(Instruction) Find and copy each line of the records where the string "الحــب" shows up.

-------- Provided information --------

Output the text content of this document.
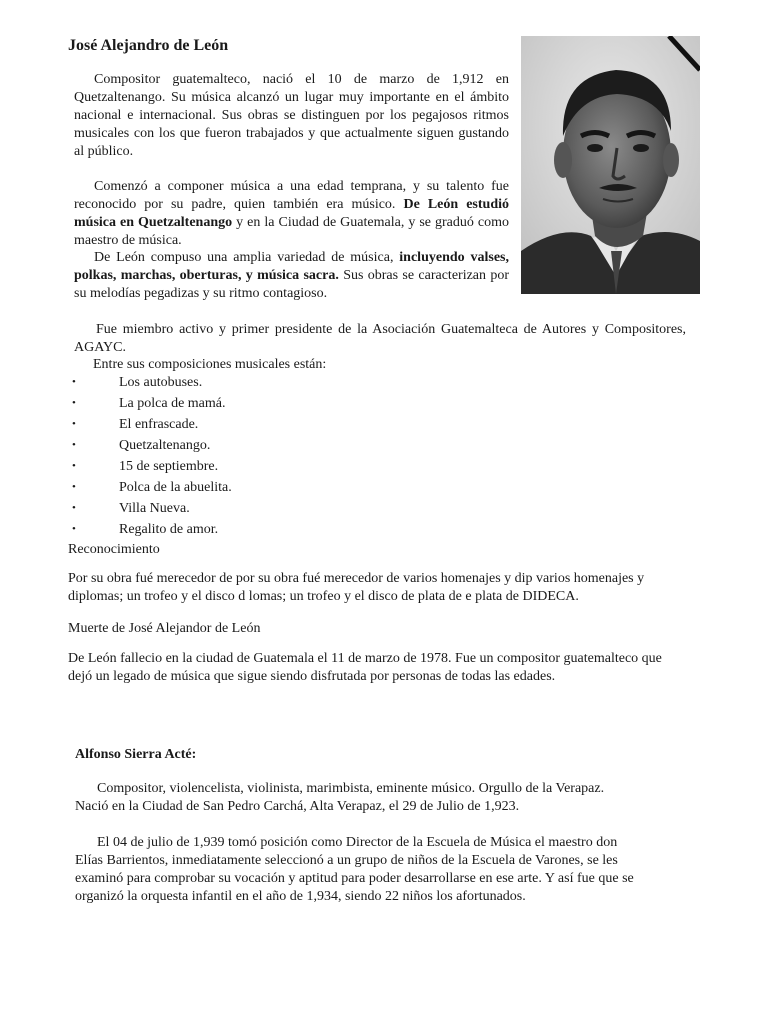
José Alejandro de León
Compositor guatemalteco, nació el 10 de marzo de 1,912 en Quetzaltenango. Su música alcanzó un lugar muy importante en el ámbito nacional e internacional. Sus obras se distinguen por los pegajosos ritmos musicales con los que fueron trabajados y que actualmente siguen gustando al público.
Comenzó a componer música a una edad temprana, y su talento fue reconocido por su padre, quien también era músico. De León estudió música en Quetzaltenango y en la Ciudad de Guatemala, y se graduó como maestro de música.
De León compuso una amplia variedad de música, incluyendo valses, polkas, marchas, oberturas, y música sacra. Sus obras se caracterizan por su melodías pegadizas y su ritmo contagioso.
Fue miembro activo y primer presidente de la Asociación Guatemalteca de Autores y Compositores, AGAYC.
Entre sus composiciones musicales están:
•	Los autobuses.
•	La polca de mamá.
•	El enfrascade.
•	Quetzaltenango.
•	15 de septiembre.
•	Polca de la abuelita.
•	Villa Nueva.
•	Regalito de amor.
Reconocimiento
Por su obra fué merecedor de por su obra fué merecedor de varios homenajes y dip varios homenajes y diplomas; un trofeo y el disco d lomas; un trofeo y el disco de plata de e plata de DIDECA.
Muerte de José Alejandor de León
De León fallecio en la ciudad de Guatemala el 11 de marzo de 1978. Fue un compositor guatemalteco que dejó un legado de música que sigue siendo disfrutada por personas de todas las edades.
Alfonso Sierra Acté:
Compositor, violencelista, violinista, marimbista, eminente músico. Orgullo de la Verapaz.
Nació en la Ciudad de San Pedro Carchá, Alta Verapaz, el 29 de Julio de 1,923.
El 04 de julio de 1,939 tomó posición como Director de la Escuela de Música el maestro don
Elías Barrientos, inmediatamente seleccionó a un grupo de niños de la Escuela de Varones, se les
examinó para comprobar su vocación y aptitud para poder desarrollarse en ese arte. Y así fue que se
organizó la orquesta infantil en el año de 1,934, siendo 22 niños los afortunados.
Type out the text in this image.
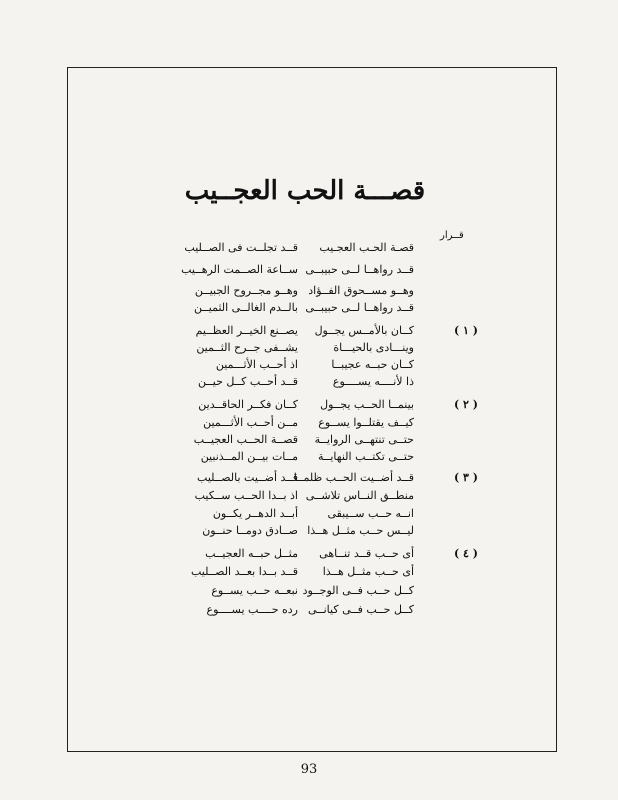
قصـــة الحب العجــيب
قــرار
قصـة الحـب العجـيب
قــد تجلــت فى الصــليب
قــد رواهــا لــى حبيبــى
ســاعة الصــمت الرهــيب
وهــو مســحوق الفــؤاد
وهــو مجــروح الجبيــن
قــد رواهــا لــى حبيبــى
بالــدم الغالــى الثميــن
( ١ )
كــان بالأمــس يجــول
يصــنع الخيــر العظــيم
وينـــادى بالحيـــاة
يشــفى جــرح الثــمين
كــان حبــه عجيبــا
اذ أحــب الأثـــمين
ذا لأنــــه يســــوع
قــد أحــب كــل حيــن
( ٢ )
بينمــا الحــب يجــول
كــان فكــر الحاقــدين
كيــف يقتلــوا يســوع
مــن أحــب الأثـــمين
حتــى تنتهــى الروايــة
قصــة الحــب العجيــب
حتــى تكتــب النهايــة
مــات بيــن المــذنبين
( ٣ )
قــد أضــيت الحــب ظلمــا
قــد أضــيت بالصــليب
منطــق النــاس تلاشــى
اذ بــدا الحــب ســكيب
انــه حــب ســيبقى
أبــد الدهــر يكــون
ليــس حــب مثــل هــذا
صــادق دومــا حنــون
( ٤ )
أى حــب قــد تنــاهى
مثــل حبــه العجيــب
أى حــب مثــل هــذا
قــد بــدا بعــد الصــليب
كــل حــب فــى الوجــود
نبعــه حــب يســوع
كــل حــب فــى كيانــى
رده حــــب يســــوع
93
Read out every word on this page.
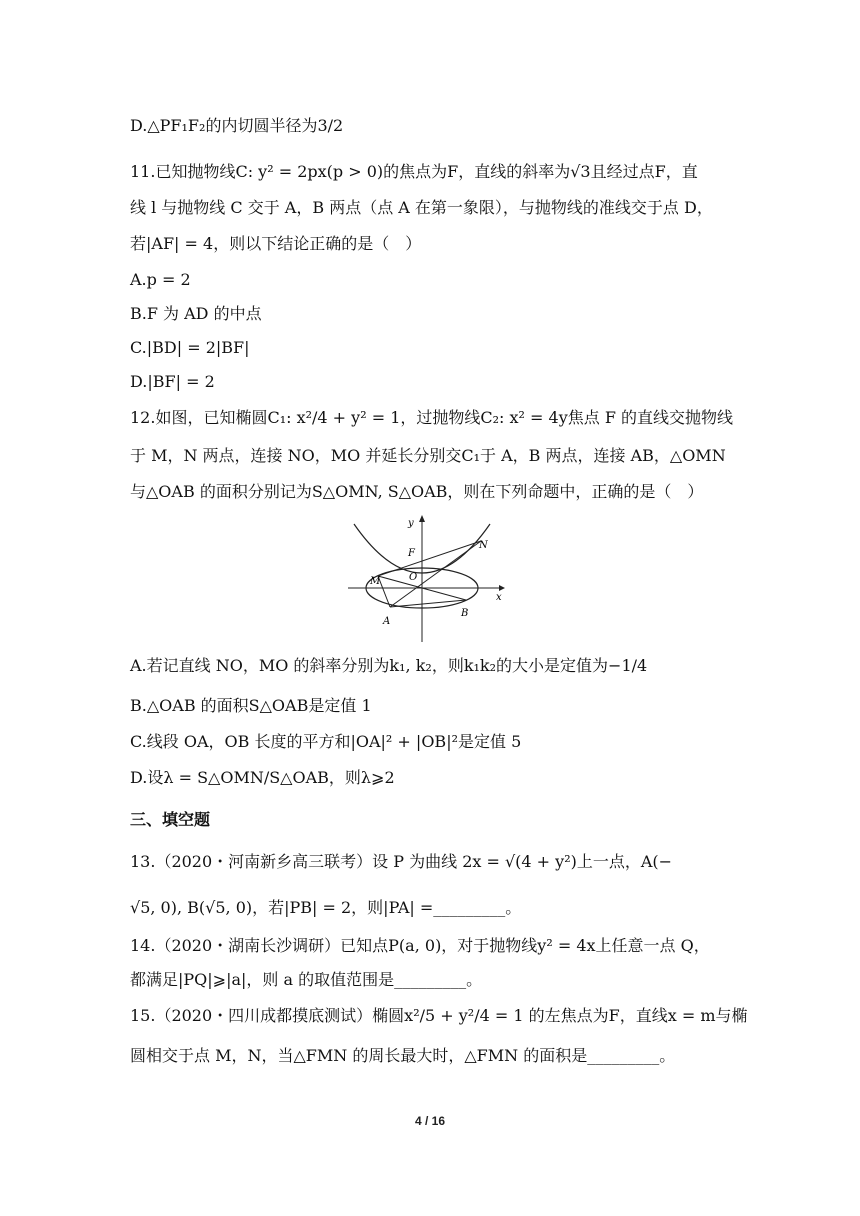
D.△PF₁F₂的内切圆半径为3/2
11.已知抛物线C: y² = 2px(p > 0)的焦点为F，直线的斜率为√3且经过点F，直
线 l 与抛物线 C 交于 A，B 两点（点 A 在第一象限），与抛物线的准线交于点 D，
若|AF| = 4，则以下结论正确的是（　）
A.p = 2
B.F 为 AD 的中点
C.|BD| = 2|BF|
D.|BF| = 2
12.如图，已知椭圆C₁: x²/4 + y² = 1，过抛物线C₂: x² = 4y焦点 F 的直线交抛物线
于 M，N 两点，连接 NO，MO 并延长分别交C₁于 A，B 两点，连接 AB，△OMN
与△OAB 的面积分别记为S△OMN, S△OAB，则在下列命题中，正确的是（　）
y
x
F
N
O
M
A
B
A.若记直线 NO，MO 的斜率分别为k₁, k₂，则k₁k₂的大小是定值为−1/4
B.△OAB 的面积S△OAB是定值 1
C.线段 OA，OB 长度的平方和|OA|² + |OB|²是定值 5
D.设λ = S△OMN/S△OAB，则λ⩾2
三、填空题
13.（2020・河南新乡高三联考）设 P 为曲线 2x = √(4 + y²)上一点，A(−
√5, 0), B(√5, 0)，若|PB| = 2，则|PA| =_________。
14.（2020・湖南长沙调研）已知点P(a, 0)，对于抛物线y² = 4x上任意一点 Q，
都满足|PQ|⩾|a|，则 a 的取值范围是_________。
15.（2020・四川成都摸底测试）椭圆x²/5 + y²/4 = 1 的左焦点为F，直线x = m与椭
圆相交于点 M，N，当△FMN 的周长最大时，△FMN 的面积是_________。
4 / 16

--------

(Exercise result)
بينمــا الحــب يجــول
قصــة الحــب العجيــب
قــد أضــيت الحــب ظلمــا
اذ بــدا الحــب ســكيب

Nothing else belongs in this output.